┌─ QUOTED PASSAGE

TBC Eastern Cape Birding Trip, 14-29 May 2022

The excited party was all assembled in the dark at Kevin’s house in Durbanville by 6 AM on the Saturday (Helene Thompson, Jacky van Tonder, Peter and Nikki Nupen, Angus and Frances Hemp). We arrived in Graaff Reinet some eight hours and 20 minutes later, having had breakfast, pit and leg-stretch stops after Touw’s River, in Laingsburg and Aberdeen. Sightings along the way included Blue Crane, Rock Kestrel and Greater Kestrel, Black- and White-throated Canary and Pale Chanting Goshawk.

We unloaded rapidly at 4 Rothman Street and went for a late afternoon drive in the Camdeboo National Park, with guide Leonie Fouche. We passed the Nqweba Dam and drove, and then walked, to various viewpoints in the Valley of Desolation and watched the sunset.

Sightings included Pale- and Red-winged Starlings, Streaky-headed Seedeater, White-backed Mousebird and Lanner Falcon. Back at the lodge, hosts Judy and Zorb Caryer had prepared an amazing braai for us.

We were out early next morning (freezing cold, 3-7®!) with Leonie who, being on the committee, could take us to places in Camdeboo not usually open to the public. A Yellow-throated Petronia put on a display in the campsite. A highlight was finding a Namaqua Warbler and the development of a bird party with Common Waxbill, Acacia Pied Barbet, Cape White-eye, Karoo Scrub Robin, Red-billed Firefinch, Red-headed Finch, Acacia Pied Barbet, African Stonechat and Red-billed Quelea, among others. Some of the group also spotted a Gabar Goshawk and juvenile Martial Eagle, while a Spotted Eagle-Owl was seen by all. A drive in the veld produced a Karoo Korhaan and a small party of Double-banded Coursers bobbing in and out of view. There were Ant-eating, Familiar and Stone Chats on display, also Cinnamon-breasted Bunting, Sabota Lark, Wattled and Pied Starling, African Pipit, Neddicky, Southern Grey-headed Sparrow, Brown-hooded Kingfisher, Chestnut-vented Tit-Babbler and African Hoopoe. There were waterbirds on a dam, including Black-necked Grebe, and African Palm Swifts and Rock Martin overhead. Two Pale Chanting Goshawks sat on a flat-topped aloe on the way to the old Winterhoek Homestead, restored by Anton Rupert.  Larger game included black-backed jackal, black wildebeest and red hartebeest.

└─
┌─ DATA RECORDS

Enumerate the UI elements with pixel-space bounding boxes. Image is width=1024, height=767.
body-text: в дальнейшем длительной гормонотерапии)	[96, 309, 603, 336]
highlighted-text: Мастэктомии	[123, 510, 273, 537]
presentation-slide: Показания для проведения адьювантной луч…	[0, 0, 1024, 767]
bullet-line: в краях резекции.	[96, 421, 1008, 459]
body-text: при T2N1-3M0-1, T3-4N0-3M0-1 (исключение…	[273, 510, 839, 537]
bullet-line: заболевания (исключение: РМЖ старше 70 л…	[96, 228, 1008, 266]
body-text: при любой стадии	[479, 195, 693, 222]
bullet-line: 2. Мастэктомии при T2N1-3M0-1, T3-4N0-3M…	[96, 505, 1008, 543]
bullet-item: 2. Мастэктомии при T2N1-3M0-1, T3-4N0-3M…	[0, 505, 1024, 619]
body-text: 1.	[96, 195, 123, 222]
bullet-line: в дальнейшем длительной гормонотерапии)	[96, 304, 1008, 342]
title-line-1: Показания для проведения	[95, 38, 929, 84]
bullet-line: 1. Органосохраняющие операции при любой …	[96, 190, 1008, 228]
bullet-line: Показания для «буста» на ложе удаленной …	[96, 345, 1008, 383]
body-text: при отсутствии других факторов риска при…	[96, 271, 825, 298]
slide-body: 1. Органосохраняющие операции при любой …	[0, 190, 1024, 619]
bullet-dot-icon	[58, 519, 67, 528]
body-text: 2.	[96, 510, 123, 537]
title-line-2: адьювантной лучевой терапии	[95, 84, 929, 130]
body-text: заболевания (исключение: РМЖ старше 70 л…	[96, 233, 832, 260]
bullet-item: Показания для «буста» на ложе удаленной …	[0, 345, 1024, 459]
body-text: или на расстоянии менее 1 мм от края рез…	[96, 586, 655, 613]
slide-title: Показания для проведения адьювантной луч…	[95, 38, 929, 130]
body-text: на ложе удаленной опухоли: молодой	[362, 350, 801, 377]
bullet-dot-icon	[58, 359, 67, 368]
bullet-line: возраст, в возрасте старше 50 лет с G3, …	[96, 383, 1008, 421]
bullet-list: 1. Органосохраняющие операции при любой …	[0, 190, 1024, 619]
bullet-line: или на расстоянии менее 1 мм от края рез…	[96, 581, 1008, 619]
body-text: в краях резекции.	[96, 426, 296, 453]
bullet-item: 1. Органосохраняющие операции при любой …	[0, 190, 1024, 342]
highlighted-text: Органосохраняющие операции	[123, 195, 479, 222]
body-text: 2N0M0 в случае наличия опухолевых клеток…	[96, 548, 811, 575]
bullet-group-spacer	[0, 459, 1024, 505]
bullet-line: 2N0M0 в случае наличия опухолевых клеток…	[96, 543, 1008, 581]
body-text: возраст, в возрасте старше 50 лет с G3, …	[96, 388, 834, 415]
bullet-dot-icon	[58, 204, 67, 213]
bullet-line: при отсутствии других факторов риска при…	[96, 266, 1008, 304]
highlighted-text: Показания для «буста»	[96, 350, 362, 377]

└─

_TO-DO LIST_
• A. In the birding trip report, who prepared the braai back at the lodge after the first afternoon drive?
• B. Summarize the birding trip report in two sentences.
• C. From the birding trip report, quote the passage between "The excited party" and "Pale Chanting Goshawk.", inclusive.

_TASK-BY-TASK OUTPUTS_
• A. Hosts Judy and Zorb Caryer prepared it.

• B. The party set out from Kevin's house in Durbanville at 6 AM and reached Graaff Reinet about eight hours and 20 minutes later, then took a late afternoon drive in the Camdeboo National Park with guide Leonie Fouche. Early the next morning Leonie took them to places in Camdeboo not usually open to the public, where highlights included a Namaqua Warbler, a Spotted Eagle-Owl seen by all, a Karoo Korhaan and a small party of Double-banded Coursers.

• C.
The excited party was all assembled in the dark at Kevin’s house in Durbanville by 6 AM on the Saturday (Helene Thompson, Jacky van Tonder, Peter and Nikki Nupen, Angus and Frances Hemp). We arrived in Graaff Reinet some eight hours and 20 minutes later, having had breakfast, pit and leg-stretch stops after Touw’s River, in Laingsburg and Aberdeen. Sightings along the way included Blue Crane, Rock Kestrel and Greater Kestrel, Black- and White-throated Canary and Pale Chanting Goshawk.